==== PROVIDED INFORMATION ====

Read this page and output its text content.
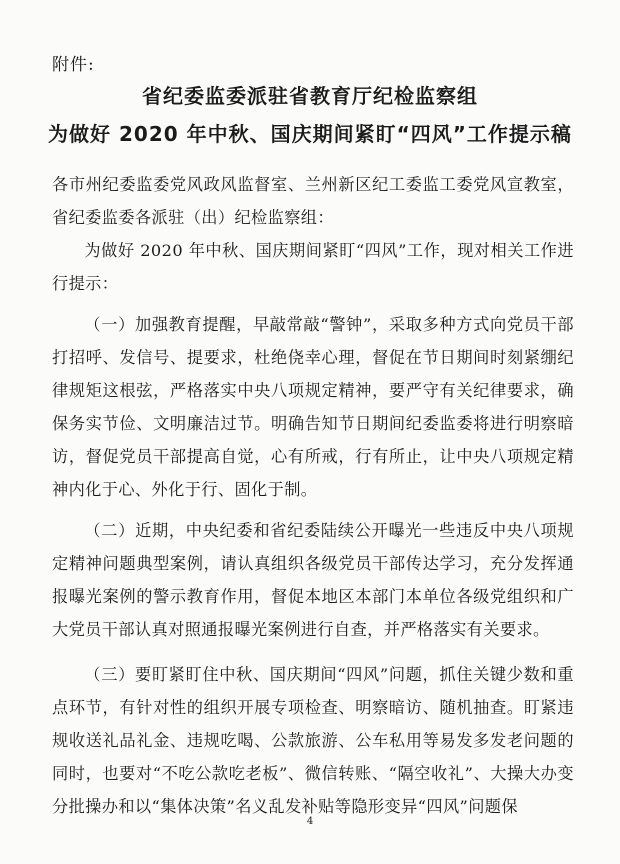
附件:
省纪委监委派驻省教育厅纪检监察组
为做好 2020 年中秋、国庆期间紧盯“四风”工作提示稿

各市州纪委监委党风政风监督室、兰州新区纪工委监工委党风宣教室，省纪委监委各派驻（出）纪检监察组：

为做好 2020 年中秋、国庆期间紧盯“四风”工作，现对相关工作进行提示：

（一）加强教育提醒，早敲常敲“警钟”，采取多种方式向党员干部打招呼、发信号、提要求，杜绝侥幸心理，督促在节日期间时刻紧绷纪律规矩这根弦，严格落实中央八项规定精神，要严守有关纪律要求，确保务实节俭、文明廉洁过节。明确告知节日期间纪委监委将进行明察暗访，督促党员干部提高自觉，心有所戒，行有所止，让中央八项规定精神内化于心、外化于行、固化于制。

（二）近期，中央纪委和省纪委陆续公开曝光一些违反中央八项规定精神问题典型案例，请认真组织各级党员干部传达学习，充分发挥通报曝光案例的警示教育作用，督促本地区本部门本单位各级党组织和广大党员干部认真对照通报曝光案例进行自查，并严格落实有关要求。

（三）要盯紧盯住中秋、国庆期间“四风”问题，抓住关键少数和重点环节，有针对性的组织开展专项检查、明察暗访、随机抽查。盯紧违规收送礼品礼金、违规吃喝、公款旅游、公车私用等易发多发老问题的同时，也要对“不吃公款吃老板”、微信转账、“隔空收礼”、大操大办变分批操办和以“集体决策”名义乱发补贴等隐形变异“四风”问题保

4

====

Without including any pictures, please restate all the records exactly.

Read this page and output its text content.
附件:
省纪委监委派驻省教育厅纪检监察组
为做好 2020 年中秋、国庆期间紧盯“四风”工作提示稿

各市州纪委监委党风政风监督室、兰州新区纪工委监工委党风宣教室，省纪委监委各派驻（出）纪检监察组：

为做好 2020 年中秋、国庆期间紧盯“四风”工作，现对相关工作进行提示：

（一）加强教育提醒，早敲常敲“警钟”，采取多种方式向党员干部打招呼、发信号、提要求，杜绝侥幸心理，督促在节日期间时刻紧绷纪律规矩这根弦，严格落实中央八项规定精神，要严守有关纪律要求，确保务实节俭、文明廉洁过节。明确告知节日期间纪委监委将进行明察暗访，督促党员干部提高自觉，心有所戒，行有所止，让中央八项规定精神内化于心、外化于行、固化于制。

（二）近期，中央纪委和省纪委陆续公开曝光一些违反中央八项规定精神问题典型案例，请认真组织各级党员干部传达学习，充分发挥通报曝光案例的警示教育作用，督促本地区本部门本单位各级党组织和广大党员干部认真对照通报曝光案例进行自查，并严格落实有关要求。

（三）要盯紧盯住中秋、国庆期间“四风”问题，抓住关键少数和重点环节，有针对性的组织开展专项检查、明察暗访、随机抽查。盯紧违规收送礼品礼金、违规吃喝、公款旅游、公车私用等易发多发老问题的同时，也要对“不吃公款吃老板”、微信转账、“隔空收礼”、大操大办变分批操办和以“集体决策”名义乱发补贴等隐形变异“四风”问题保

4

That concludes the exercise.